-- Begin --

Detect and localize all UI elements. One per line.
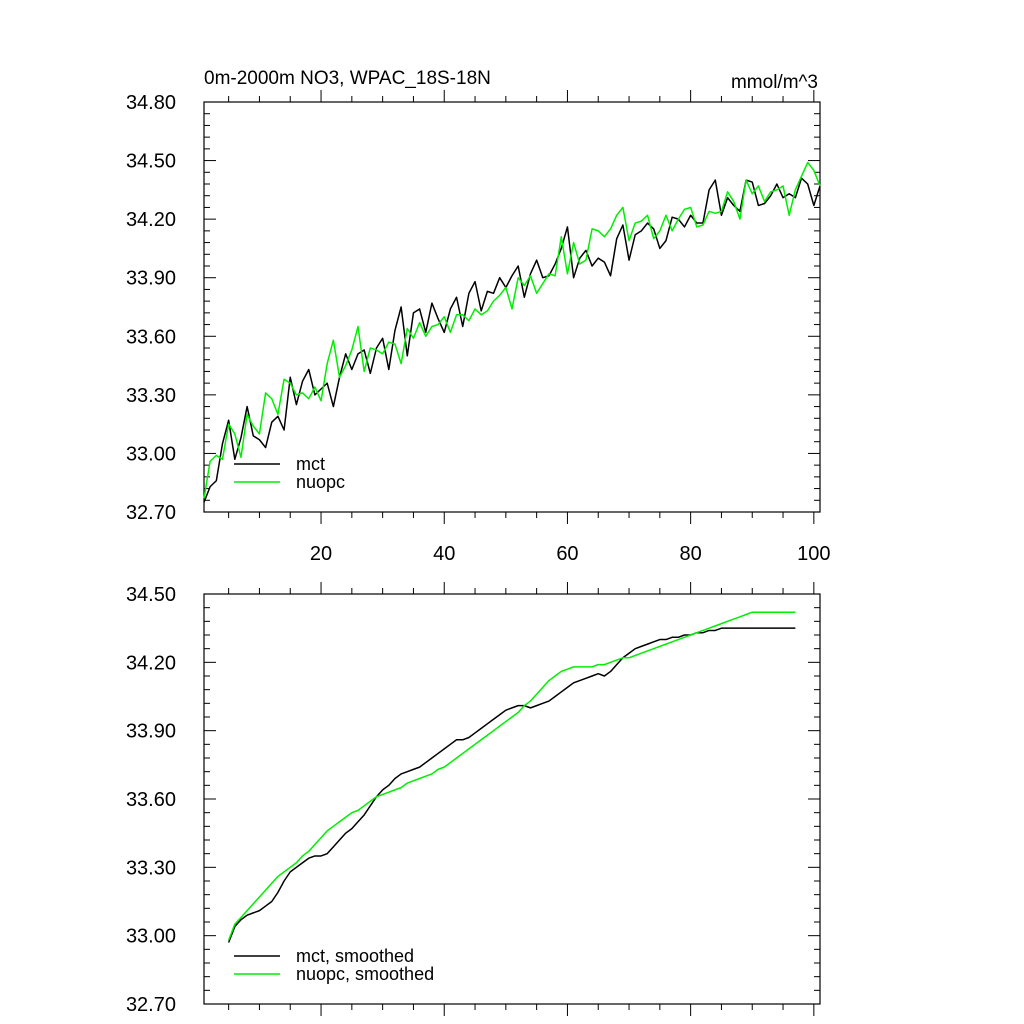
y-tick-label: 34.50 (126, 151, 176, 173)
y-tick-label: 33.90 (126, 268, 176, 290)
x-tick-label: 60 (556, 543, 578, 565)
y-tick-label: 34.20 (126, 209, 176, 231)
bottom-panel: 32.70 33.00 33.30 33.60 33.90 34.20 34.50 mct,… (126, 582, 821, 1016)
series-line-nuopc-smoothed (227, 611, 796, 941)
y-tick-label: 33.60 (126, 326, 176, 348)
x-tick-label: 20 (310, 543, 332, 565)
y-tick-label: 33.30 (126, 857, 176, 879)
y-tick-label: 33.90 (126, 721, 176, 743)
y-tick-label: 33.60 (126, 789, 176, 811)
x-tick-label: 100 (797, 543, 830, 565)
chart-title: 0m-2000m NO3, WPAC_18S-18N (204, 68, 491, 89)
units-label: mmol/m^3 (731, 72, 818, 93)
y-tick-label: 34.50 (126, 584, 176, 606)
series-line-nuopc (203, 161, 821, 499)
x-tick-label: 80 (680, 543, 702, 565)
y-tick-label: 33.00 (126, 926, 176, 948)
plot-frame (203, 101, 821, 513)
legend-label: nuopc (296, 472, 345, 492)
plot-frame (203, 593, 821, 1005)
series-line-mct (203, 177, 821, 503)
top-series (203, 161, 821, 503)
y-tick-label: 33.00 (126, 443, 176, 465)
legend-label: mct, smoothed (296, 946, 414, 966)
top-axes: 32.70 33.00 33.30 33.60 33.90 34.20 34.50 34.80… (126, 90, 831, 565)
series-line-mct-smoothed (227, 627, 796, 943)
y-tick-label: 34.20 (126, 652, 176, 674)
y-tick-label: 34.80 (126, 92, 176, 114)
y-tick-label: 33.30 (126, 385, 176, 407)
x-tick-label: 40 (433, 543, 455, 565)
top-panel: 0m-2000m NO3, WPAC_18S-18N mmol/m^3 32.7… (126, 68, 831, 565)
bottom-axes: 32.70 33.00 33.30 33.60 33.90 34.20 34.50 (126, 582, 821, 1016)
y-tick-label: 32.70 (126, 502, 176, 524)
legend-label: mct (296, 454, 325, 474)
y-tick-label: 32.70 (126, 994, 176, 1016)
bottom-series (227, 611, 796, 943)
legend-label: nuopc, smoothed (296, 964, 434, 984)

-- End --

_GOAL OF THE EXERCISE_.
Print the lines in the entries above exactly, starting with the line that contains "y-tick-label: 34.50 (126, 151, 176, 173)" and ending with the line that contains "y-tick-label: 33.60 (126, 789, 176, 811)", both of those lines included.

_ANSWER TO THE PROBLEM_.
y-tick-label: 34.50 (126, 151, 176, 173)
y-tick-label: 33.90 (126, 268, 176, 290)
x-tick-label: 60 (556, 543, 578, 565)
y-tick-label: 34.20 (126, 209, 176, 231)
bottom-panel: 32.70 33.00 33.30 33.60 33.90 34.20 34.50 mct,… (126, 582, 821, 1016)
series-line-nuopc-smoothed (227, 611, 796, 941)
y-tick-label: 33.60 (126, 326, 176, 348)
x-tick-label: 20 (310, 543, 332, 565)
y-tick-label: 33.30 (126, 857, 176, 879)
y-tick-label: 33.90 (126, 721, 176, 743)
y-tick-label: 33.60 (126, 789, 176, 811)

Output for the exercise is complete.